All the data must come back unchanged, except that pictures are left out.

[Start Excerpted data]

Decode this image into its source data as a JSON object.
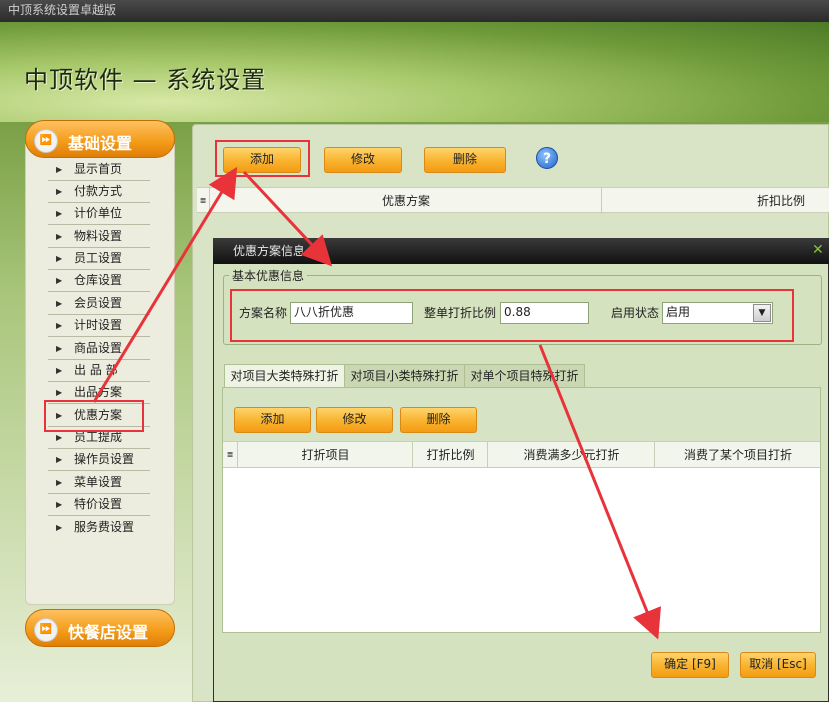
{
  "window": {
    "title": "中顶系统设置卓越版"
  },
  "header": {
    "title": "中顶软件 — 系统设置"
  },
  "sidebar": {
    "section_title": "基础设置",
    "items": [
      {
        "label": "显示首页"
      },
      {
        "label": "付款方式"
      },
      {
        "label": "计价单位"
      },
      {
        "label": "物料设置"
      },
      {
        "label": "员工设置"
      },
      {
        "label": "仓库设置"
      },
      {
        "label": "会员设置"
      },
      {
        "label": "计时设置"
      },
      {
        "label": "商品设置"
      },
      {
        "label": "出 品 部"
      },
      {
        "label": "出品方案"
      },
      {
        "label": "优惠方案"
      },
      {
        "label": "员工提成"
      },
      {
        "label": "操作员设置"
      },
      {
        "label": "菜单设置"
      },
      {
        "label": "特价设置"
      },
      {
        "label": "服务费设置"
      }
    ],
    "footer_section_title": "快餐店设置"
  },
  "toolbar": {
    "add_label": "添加",
    "edit_label": "修改",
    "delete_label": "删除",
    "help_icon": "help-icon"
  },
  "main_grid": {
    "columns": [
      "优惠方案",
      "折扣比例"
    ]
  },
  "dialog": {
    "title": "优惠方案信息",
    "group_title": "基本优惠信息",
    "fields": {
      "name_label": "方案名称",
      "name_value": "八八折优惠",
      "ratio_label": "整单打折比例",
      "ratio_value": "0.88",
      "status_label": "启用状态",
      "status_value": "启用"
    },
    "tabs": [
      {
        "label": "对项目大类特殊打折",
        "active": true
      },
      {
        "label": "对项目小类特殊打折",
        "active": false
      },
      {
        "label": "对单个项目特殊打折",
        "active": false
      }
    ],
    "inner_toolbar": {
      "add_label": "添加",
      "edit_label": "修改",
      "delete_label": "删除"
    },
    "inner_grid": {
      "columns": [
        "打折项目",
        "打折比例",
        "消费满多少元打折",
        "消费了某个项目打折"
      ]
    },
    "ok_label": "确定 [F9]",
    "cancel_label": "取消 [Esc]"
  },
  "colors": {
    "accent_orange": "#f59b14",
    "annotation_red": "#e8333a",
    "panel_green": "#d9e3c6"
  }
}
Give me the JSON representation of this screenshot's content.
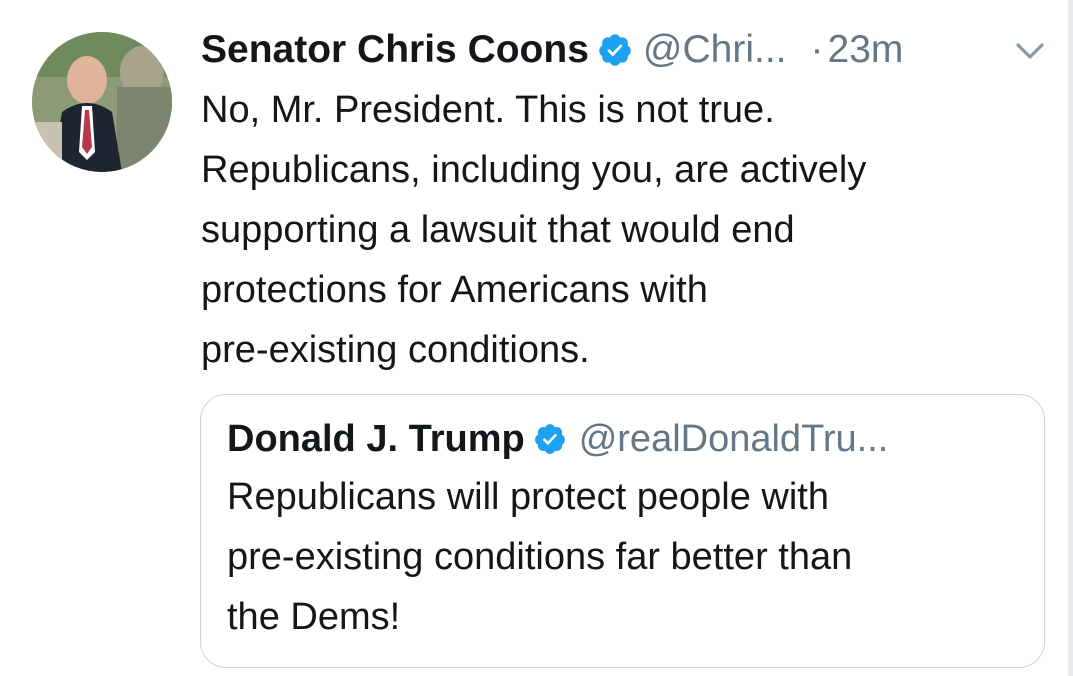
{
  "tweet": {
    "author_name": "Senator Chris Coons",
    "author_handle": "@Chri...",
    "separator": "·",
    "timestamp": "23m",
    "verified_icon": "verified-badge-icon",
    "more_icon": "chevron-down-icon",
    "body_lines": [
      "No, Mr. President. This is not true.",
      "Republicans, including you, are actively",
      "supporting a lawsuit that would end",
      "protections for Americans with",
      "pre-existing conditions."
    ]
  },
  "quoted_tweet": {
    "author_name": "Donald J. Trump",
    "author_handle": "@realDonaldTru...",
    "verified_icon": "verified-badge-icon",
    "body_lines": [
      "Republicans will protect people with",
      "pre-existing conditions far better than",
      "the Dems!"
    ]
  },
  "colors": {
    "text_primary": "#14171a",
    "text_secondary": "#657786",
    "verified_blue": "#1da1f2",
    "border": "#ccd6dd"
  }
}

[End Excerpted data]

The response:
Decode this image into its source data as a JSON object.
{
  "window": {
    "title": "中顶系统设置卓越版"
  },
  "header": {
    "title": "中顶软件 — 系统设置"
  },
  "sidebar": {
    "section_title": "基础设置",
    "items": [
      {
        "label": "显示首页"
      },
      {
        "label": "付款方式"
      },
      {
        "label": "计价单位"
      },
      {
        "label": "物料设置"
      },
      {
        "label": "员工设置"
      },
      {
        "label": "仓库设置"
      },
      {
        "label": "会员设置"
      },
      {
        "label": "计时设置"
      },
      {
        "label": "商品设置"
      },
      {
        "label": "出 品 部"
      },
      {
        "label": "出品方案"
      },
      {
        "label": "优惠方案"
      },
      {
        "label": "员工提成"
      },
      {
        "label": "操作员设置"
      },
      {
        "label": "菜单设置"
      },
      {
        "label": "特价设置"
      },
      {
        "label": "服务费设置"
      }
    ],
    "footer_section_title": "快餐店设置"
  },
  "toolbar": {
    "add_label": "添加",
    "edit_label": "修改",
    "delete_label": "删除",
    "help_icon": "help-icon"
  },
  "main_grid": {
    "columns": [
      "优惠方案",
      "折扣比例"
    ]
  },
  "dialog": {
    "title": "优惠方案信息",
    "group_title": "基本优惠信息",
    "fields": {
      "name_label": "方案名称",
      "name_value": "八八折优惠",
      "ratio_label": "整单打折比例",
      "ratio_value": "0.88",
      "status_label": "启用状态",
      "status_value": "启用"
    },
    "tabs": [
      {
        "label": "对项目大类特殊打折",
        "active": true
      },
      {
        "label": "对项目小类特殊打折",
        "active": false
      },
      {
        "label": "对单个项目特殊打折",
        "active": false
      }
    ],
    "inner_toolbar": {
      "add_label": "添加",
      "edit_label": "修改",
      "delete_label": "删除"
    },
    "inner_grid": {
      "columns": [
        "打折项目",
        "打折比例",
        "消费满多少元打折",
        "消费了某个项目打折"
      ]
    },
    "ok_label": "确定 [F9]",
    "cancel_label": "取消 [Esc]"
  },
  "colors": {
    "accent_orange": "#f59b14",
    "annotation_red": "#e8333a",
    "panel_green": "#d9e3c6"
  }
}
Give me the JSON representation of this screenshot's content.
{
  "tweet": {
    "author_name": "Senator Chris Coons",
    "author_handle": "@Chri...",
    "separator": "·",
    "timestamp": "23m",
    "verified_icon": "verified-badge-icon",
    "more_icon": "chevron-down-icon",
    "body_lines": [
      "No, Mr. President. This is not true.",
      "Republicans, including you, are actively",
      "supporting a lawsuit that would end",
      "protections for Americans with",
      "pre-existing conditions."
    ]
  },
  "quoted_tweet": {
    "author_name": "Donald J. Trump",
    "author_handle": "@realDonaldTru...",
    "verified_icon": "verified-badge-icon",
    "body_lines": [
      "Republicans will protect people with",
      "pre-existing conditions far better than",
      "the Dems!"
    ]
  },
  "colors": {
    "text_primary": "#14171a",
    "text_secondary": "#657786",
    "verified_blue": "#1da1f2",
    "border": "#ccd6dd"
  }
}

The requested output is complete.